TASK TO CARRY OUT: Look for "Segment" in each line of the entries, and return the matching lines.

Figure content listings
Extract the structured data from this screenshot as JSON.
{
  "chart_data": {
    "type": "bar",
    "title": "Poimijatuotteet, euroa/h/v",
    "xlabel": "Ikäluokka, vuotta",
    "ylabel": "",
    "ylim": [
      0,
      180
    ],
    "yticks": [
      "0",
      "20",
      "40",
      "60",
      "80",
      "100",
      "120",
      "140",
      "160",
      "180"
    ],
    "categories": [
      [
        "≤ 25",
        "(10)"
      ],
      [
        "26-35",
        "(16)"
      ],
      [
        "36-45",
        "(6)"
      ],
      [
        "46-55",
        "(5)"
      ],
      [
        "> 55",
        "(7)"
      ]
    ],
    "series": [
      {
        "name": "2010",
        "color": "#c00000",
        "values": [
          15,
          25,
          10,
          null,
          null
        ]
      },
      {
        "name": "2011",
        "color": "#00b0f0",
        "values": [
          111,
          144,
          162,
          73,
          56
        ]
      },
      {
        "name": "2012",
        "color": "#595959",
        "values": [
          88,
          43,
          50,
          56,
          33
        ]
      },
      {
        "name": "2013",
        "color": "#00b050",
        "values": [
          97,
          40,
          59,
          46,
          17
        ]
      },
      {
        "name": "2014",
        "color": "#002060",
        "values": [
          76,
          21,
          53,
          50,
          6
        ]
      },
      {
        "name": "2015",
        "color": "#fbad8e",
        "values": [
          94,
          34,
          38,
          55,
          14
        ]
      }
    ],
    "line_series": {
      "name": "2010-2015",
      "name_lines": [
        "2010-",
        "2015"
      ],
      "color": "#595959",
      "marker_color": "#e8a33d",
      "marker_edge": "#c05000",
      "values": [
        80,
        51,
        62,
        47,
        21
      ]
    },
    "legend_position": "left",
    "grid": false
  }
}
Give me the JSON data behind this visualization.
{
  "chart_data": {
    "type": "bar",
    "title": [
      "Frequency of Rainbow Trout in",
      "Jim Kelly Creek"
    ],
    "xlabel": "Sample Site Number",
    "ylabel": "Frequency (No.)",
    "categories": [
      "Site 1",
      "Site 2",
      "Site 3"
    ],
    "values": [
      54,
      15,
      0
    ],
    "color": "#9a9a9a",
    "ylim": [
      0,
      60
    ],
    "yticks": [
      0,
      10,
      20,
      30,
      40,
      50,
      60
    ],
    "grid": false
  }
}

* * *

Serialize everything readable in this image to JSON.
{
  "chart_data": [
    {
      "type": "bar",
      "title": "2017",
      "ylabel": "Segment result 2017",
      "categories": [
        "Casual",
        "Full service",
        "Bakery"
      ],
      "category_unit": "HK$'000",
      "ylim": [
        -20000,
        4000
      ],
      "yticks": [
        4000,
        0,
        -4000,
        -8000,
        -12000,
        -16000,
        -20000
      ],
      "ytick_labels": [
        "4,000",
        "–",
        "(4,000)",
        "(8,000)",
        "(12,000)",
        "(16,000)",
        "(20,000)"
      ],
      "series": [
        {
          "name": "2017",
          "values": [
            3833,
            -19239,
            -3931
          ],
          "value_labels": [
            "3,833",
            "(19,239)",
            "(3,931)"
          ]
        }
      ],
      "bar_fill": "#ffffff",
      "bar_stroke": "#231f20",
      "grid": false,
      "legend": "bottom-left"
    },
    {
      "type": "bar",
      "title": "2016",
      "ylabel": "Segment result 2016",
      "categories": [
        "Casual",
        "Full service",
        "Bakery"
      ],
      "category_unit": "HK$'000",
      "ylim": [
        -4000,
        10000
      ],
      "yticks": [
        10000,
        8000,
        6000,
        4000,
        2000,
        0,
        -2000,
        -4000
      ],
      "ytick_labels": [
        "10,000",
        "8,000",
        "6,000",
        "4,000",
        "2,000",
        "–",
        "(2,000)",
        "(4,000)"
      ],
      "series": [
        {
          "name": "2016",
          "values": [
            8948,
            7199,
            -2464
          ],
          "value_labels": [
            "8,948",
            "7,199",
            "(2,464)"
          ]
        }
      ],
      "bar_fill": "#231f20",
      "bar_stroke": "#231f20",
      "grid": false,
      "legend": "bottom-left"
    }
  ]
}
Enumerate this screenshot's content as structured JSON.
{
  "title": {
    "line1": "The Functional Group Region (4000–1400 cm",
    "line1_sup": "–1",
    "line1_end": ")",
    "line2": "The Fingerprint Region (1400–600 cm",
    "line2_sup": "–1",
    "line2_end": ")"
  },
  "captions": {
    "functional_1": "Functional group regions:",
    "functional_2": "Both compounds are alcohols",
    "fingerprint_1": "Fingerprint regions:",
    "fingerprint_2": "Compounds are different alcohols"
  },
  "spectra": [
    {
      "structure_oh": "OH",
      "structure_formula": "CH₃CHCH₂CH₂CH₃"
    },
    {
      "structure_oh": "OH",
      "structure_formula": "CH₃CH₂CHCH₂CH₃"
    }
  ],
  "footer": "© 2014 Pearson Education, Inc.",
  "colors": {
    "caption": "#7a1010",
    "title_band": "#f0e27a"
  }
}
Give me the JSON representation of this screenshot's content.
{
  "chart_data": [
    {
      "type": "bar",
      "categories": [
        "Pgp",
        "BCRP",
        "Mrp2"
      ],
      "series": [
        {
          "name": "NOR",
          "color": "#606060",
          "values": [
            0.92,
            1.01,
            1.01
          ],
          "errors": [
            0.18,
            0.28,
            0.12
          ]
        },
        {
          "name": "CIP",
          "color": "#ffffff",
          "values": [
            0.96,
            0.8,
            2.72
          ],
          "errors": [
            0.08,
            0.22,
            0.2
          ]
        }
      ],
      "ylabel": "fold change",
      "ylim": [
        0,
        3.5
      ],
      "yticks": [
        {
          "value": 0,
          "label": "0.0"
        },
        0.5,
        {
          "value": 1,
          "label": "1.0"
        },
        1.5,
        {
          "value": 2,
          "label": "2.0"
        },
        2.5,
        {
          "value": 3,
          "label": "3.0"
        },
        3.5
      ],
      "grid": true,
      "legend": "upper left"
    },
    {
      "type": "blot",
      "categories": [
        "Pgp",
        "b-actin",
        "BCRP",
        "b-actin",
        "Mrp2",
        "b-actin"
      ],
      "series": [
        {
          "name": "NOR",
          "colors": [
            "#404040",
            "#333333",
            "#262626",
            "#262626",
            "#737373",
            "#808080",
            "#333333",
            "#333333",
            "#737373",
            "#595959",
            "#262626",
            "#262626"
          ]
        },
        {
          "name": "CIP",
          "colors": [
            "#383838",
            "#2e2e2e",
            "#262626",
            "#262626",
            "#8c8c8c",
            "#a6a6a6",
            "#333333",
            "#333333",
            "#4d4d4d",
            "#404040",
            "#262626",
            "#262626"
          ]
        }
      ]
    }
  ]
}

RESPONSE TO THE TASK:
      "ylabel": "Segment result 2017",
      "ylabel": "Segment result 2016",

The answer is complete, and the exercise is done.